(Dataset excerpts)

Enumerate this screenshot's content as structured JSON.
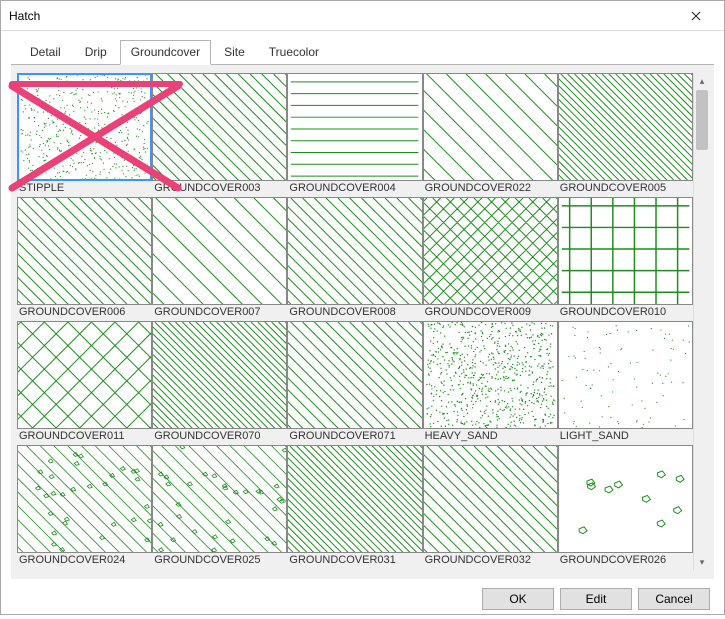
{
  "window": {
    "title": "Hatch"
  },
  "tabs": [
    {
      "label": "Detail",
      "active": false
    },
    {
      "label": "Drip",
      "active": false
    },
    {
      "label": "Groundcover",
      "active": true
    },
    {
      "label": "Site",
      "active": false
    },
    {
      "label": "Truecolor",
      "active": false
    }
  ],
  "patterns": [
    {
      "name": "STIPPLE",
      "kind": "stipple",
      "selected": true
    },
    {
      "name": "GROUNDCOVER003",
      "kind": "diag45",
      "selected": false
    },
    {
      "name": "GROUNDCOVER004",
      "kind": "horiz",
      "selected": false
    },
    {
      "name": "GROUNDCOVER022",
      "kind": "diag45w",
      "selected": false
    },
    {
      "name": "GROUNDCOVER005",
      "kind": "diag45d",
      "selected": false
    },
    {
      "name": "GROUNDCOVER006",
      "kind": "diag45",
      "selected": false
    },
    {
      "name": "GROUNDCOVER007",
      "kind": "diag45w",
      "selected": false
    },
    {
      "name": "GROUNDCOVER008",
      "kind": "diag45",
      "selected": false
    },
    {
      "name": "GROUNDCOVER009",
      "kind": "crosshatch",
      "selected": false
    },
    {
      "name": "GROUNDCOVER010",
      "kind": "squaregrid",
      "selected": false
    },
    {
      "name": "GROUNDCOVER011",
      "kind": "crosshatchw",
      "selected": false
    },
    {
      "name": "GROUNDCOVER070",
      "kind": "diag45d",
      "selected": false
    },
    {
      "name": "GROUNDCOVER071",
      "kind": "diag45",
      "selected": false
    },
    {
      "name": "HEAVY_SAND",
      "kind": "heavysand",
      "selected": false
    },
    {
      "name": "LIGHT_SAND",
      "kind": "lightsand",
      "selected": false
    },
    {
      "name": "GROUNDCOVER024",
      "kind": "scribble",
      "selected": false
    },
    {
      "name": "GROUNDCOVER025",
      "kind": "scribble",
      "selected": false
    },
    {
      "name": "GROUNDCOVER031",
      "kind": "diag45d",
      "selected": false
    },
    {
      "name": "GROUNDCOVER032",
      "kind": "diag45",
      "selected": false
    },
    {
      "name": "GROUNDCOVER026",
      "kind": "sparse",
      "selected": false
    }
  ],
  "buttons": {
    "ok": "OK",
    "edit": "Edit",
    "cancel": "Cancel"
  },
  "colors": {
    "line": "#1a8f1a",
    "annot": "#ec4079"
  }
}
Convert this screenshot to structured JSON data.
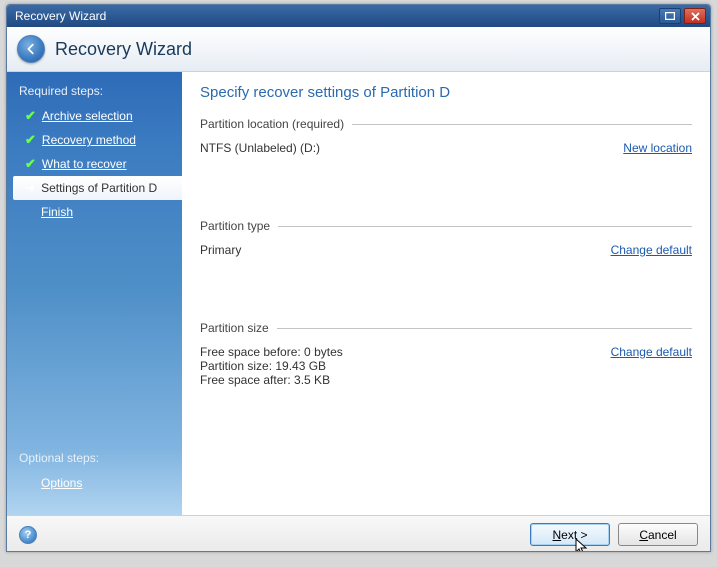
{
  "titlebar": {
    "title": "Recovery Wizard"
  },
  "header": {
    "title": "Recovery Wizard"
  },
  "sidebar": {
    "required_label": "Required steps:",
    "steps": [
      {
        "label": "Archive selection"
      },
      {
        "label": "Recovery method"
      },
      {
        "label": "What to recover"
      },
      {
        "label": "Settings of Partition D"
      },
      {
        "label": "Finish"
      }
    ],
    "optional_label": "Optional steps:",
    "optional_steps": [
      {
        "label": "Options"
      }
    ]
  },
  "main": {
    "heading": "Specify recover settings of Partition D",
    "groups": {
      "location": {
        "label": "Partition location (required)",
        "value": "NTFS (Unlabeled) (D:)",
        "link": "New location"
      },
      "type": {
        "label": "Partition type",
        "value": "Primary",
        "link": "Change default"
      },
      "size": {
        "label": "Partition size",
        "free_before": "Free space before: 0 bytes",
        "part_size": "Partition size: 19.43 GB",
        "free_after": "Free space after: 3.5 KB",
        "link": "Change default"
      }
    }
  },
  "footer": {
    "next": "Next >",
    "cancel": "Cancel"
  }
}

--

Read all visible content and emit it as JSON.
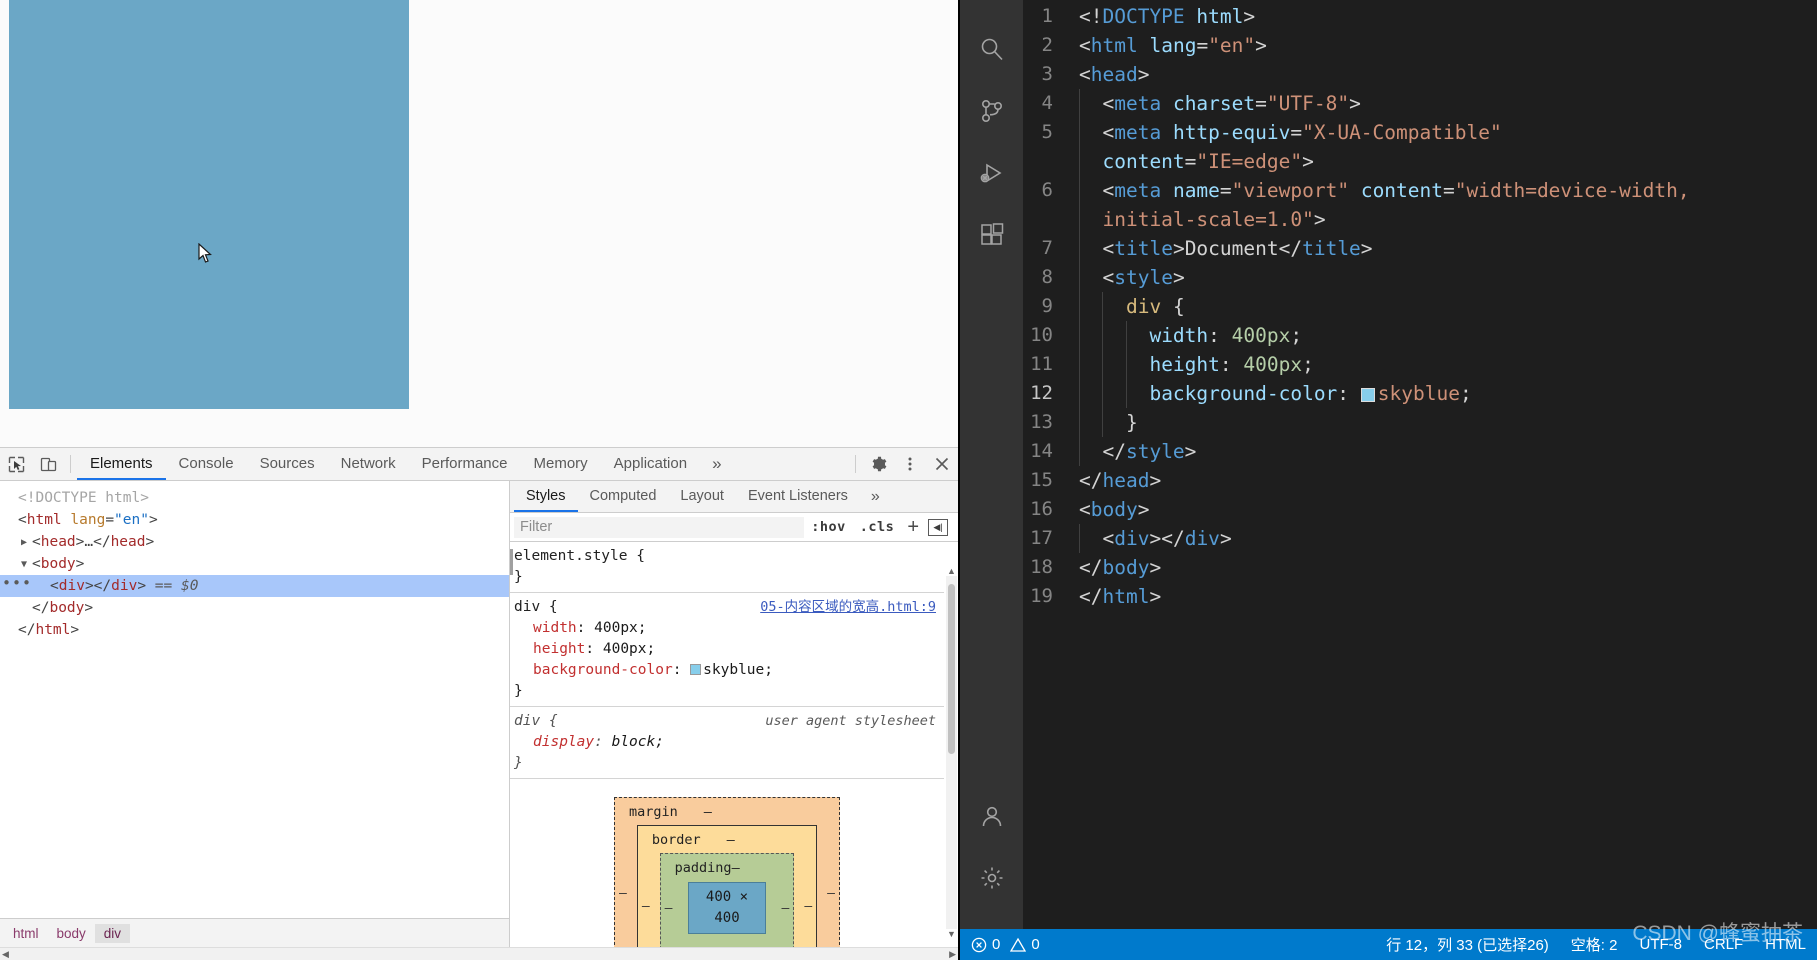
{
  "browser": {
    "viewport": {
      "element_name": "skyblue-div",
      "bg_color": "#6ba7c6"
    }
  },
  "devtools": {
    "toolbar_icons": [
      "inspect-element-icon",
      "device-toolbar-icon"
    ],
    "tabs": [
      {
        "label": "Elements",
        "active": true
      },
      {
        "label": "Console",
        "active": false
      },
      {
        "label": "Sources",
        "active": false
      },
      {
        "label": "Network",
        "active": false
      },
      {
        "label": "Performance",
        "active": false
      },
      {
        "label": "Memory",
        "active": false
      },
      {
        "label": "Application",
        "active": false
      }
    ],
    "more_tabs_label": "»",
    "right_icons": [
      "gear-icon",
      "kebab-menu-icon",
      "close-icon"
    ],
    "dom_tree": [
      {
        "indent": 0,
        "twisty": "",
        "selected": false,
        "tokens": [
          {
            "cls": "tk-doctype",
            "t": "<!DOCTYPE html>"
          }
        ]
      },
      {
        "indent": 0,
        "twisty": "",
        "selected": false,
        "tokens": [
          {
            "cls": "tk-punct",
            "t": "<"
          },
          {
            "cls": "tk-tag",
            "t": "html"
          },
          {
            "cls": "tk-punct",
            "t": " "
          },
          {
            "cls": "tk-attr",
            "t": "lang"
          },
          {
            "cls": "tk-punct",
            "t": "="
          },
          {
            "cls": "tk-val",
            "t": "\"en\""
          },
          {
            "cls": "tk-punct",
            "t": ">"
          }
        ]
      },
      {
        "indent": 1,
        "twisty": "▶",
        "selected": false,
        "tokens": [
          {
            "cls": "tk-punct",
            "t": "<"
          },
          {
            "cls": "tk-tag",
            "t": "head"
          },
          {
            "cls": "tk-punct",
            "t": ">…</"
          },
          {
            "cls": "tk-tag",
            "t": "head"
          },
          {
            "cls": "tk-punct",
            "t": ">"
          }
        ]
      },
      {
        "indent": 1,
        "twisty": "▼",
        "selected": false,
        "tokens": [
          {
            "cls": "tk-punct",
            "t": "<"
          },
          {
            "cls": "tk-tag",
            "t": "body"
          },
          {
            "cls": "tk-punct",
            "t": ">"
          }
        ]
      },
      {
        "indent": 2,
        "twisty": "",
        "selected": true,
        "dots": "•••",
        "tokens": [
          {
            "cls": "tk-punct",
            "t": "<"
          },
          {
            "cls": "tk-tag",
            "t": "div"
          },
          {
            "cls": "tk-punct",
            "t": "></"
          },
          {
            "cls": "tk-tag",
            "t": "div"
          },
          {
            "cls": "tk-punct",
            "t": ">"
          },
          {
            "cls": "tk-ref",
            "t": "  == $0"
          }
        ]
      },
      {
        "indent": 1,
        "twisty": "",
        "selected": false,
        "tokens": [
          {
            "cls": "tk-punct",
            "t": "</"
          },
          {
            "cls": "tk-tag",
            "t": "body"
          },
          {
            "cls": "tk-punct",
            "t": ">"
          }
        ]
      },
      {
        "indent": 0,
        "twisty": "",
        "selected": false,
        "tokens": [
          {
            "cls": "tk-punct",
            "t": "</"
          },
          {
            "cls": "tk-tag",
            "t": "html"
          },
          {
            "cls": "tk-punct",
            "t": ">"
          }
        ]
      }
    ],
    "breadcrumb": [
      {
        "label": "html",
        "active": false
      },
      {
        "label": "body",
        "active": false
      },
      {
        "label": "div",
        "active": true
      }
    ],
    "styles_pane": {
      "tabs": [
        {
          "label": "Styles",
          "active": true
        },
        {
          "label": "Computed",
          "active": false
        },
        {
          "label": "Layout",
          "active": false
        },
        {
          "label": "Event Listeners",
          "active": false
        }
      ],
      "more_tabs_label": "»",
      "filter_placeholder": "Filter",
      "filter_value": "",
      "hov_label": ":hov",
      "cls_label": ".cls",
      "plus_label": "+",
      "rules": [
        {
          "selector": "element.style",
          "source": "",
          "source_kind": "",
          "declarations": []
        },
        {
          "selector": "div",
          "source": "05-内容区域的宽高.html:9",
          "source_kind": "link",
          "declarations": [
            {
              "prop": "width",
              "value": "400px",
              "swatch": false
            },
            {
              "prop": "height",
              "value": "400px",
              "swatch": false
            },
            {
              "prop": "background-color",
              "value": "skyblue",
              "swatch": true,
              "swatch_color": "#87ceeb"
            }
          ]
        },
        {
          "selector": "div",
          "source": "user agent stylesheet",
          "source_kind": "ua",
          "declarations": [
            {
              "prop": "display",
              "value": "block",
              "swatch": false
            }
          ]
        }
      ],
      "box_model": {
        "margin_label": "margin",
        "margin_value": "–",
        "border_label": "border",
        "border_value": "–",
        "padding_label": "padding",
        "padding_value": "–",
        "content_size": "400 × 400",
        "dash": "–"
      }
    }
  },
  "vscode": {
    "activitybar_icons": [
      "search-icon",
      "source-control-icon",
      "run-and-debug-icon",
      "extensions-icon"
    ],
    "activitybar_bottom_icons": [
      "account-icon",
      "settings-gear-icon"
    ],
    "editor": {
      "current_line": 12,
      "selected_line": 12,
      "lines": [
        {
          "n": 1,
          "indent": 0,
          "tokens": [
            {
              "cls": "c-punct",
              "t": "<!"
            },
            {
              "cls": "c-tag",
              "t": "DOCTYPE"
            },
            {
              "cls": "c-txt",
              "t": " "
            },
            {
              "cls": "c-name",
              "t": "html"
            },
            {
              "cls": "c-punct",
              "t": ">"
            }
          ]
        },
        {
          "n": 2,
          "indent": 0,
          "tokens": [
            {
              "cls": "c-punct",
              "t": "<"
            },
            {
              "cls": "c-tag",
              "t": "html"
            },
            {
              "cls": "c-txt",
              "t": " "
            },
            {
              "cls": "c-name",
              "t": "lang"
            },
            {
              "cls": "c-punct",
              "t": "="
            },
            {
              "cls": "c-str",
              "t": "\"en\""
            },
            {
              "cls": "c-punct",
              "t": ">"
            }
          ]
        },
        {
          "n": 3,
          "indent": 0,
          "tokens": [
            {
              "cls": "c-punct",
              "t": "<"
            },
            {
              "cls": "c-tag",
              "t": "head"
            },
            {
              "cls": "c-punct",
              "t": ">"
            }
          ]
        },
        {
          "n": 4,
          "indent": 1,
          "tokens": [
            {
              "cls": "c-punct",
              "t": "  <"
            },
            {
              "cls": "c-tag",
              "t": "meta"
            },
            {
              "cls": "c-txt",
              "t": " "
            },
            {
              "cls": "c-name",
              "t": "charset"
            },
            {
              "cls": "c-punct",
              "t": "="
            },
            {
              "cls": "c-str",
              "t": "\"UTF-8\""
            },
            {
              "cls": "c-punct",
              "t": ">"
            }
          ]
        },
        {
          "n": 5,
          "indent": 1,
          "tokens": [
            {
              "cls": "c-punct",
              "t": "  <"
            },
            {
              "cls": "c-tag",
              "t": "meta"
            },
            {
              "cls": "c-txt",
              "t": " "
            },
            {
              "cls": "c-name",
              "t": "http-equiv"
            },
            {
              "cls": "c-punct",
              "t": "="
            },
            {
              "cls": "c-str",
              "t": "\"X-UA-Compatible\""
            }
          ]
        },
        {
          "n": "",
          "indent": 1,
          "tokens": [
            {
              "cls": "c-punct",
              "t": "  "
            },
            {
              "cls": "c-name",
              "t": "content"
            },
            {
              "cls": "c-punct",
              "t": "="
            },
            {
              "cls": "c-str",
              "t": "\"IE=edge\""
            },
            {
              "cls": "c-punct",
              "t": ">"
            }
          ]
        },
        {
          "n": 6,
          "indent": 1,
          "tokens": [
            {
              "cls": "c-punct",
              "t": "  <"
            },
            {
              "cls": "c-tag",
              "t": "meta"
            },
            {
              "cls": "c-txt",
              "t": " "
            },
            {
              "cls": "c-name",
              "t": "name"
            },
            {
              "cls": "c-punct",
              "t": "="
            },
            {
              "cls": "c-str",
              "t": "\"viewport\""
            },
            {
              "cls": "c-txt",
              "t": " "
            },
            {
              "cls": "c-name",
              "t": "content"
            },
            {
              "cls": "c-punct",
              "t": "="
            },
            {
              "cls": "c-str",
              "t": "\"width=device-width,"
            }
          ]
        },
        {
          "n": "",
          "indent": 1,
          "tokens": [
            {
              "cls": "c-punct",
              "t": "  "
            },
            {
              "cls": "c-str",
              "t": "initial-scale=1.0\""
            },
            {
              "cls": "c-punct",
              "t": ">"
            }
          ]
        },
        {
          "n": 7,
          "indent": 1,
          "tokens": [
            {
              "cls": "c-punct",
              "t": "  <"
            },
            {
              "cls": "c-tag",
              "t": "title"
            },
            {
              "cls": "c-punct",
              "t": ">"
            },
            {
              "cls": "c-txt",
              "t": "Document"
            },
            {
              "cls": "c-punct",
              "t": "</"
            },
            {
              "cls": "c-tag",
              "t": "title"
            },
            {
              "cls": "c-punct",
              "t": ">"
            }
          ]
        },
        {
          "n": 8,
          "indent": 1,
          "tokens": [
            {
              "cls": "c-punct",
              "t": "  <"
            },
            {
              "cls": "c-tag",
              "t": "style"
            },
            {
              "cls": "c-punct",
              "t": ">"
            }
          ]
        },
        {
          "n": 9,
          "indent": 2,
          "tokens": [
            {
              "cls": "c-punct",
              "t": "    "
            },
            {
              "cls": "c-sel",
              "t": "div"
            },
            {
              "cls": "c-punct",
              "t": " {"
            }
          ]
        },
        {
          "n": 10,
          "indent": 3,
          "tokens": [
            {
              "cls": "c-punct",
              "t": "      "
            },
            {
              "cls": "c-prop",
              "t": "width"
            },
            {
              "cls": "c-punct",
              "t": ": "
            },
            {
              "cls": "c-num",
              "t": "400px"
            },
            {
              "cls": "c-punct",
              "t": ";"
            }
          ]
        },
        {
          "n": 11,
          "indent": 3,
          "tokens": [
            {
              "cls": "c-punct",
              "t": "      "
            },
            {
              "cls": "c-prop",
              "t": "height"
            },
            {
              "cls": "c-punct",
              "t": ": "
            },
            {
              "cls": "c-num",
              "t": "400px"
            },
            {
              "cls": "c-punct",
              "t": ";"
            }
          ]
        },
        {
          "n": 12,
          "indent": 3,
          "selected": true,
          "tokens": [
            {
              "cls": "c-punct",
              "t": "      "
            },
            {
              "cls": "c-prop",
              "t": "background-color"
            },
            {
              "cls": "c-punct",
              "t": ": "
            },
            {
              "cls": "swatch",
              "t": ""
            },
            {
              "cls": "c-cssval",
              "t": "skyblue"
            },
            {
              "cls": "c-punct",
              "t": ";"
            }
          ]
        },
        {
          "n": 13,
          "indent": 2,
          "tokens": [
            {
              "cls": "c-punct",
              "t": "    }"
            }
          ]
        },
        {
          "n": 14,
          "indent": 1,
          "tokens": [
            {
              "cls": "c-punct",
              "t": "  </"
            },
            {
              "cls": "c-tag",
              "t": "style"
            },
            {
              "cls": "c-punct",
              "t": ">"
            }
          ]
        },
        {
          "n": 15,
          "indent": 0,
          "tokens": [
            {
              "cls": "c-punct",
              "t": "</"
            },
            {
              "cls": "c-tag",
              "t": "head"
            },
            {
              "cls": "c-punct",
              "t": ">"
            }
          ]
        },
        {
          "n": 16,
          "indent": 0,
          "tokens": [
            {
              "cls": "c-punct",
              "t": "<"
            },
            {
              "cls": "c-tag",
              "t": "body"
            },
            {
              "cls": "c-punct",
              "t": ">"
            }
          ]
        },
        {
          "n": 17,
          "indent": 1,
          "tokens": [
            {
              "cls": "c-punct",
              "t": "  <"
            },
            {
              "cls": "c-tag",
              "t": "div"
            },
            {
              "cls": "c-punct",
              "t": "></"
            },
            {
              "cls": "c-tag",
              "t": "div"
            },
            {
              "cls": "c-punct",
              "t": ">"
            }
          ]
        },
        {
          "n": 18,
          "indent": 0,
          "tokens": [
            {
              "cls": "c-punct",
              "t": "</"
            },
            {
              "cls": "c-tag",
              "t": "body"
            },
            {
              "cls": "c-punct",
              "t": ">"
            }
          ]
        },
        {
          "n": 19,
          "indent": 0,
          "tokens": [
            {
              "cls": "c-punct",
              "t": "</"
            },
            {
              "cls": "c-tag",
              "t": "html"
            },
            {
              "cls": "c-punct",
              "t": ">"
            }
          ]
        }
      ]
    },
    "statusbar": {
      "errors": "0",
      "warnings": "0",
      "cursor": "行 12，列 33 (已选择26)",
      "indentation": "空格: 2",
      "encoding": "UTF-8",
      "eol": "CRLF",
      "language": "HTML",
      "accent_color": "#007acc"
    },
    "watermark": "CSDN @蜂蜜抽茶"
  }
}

#### Stated goal
Gather, from the listing above, every line carrying the word "location".

#### Correct output
      "location": {
        "label": "Partition location (required)",
        "link": "New location"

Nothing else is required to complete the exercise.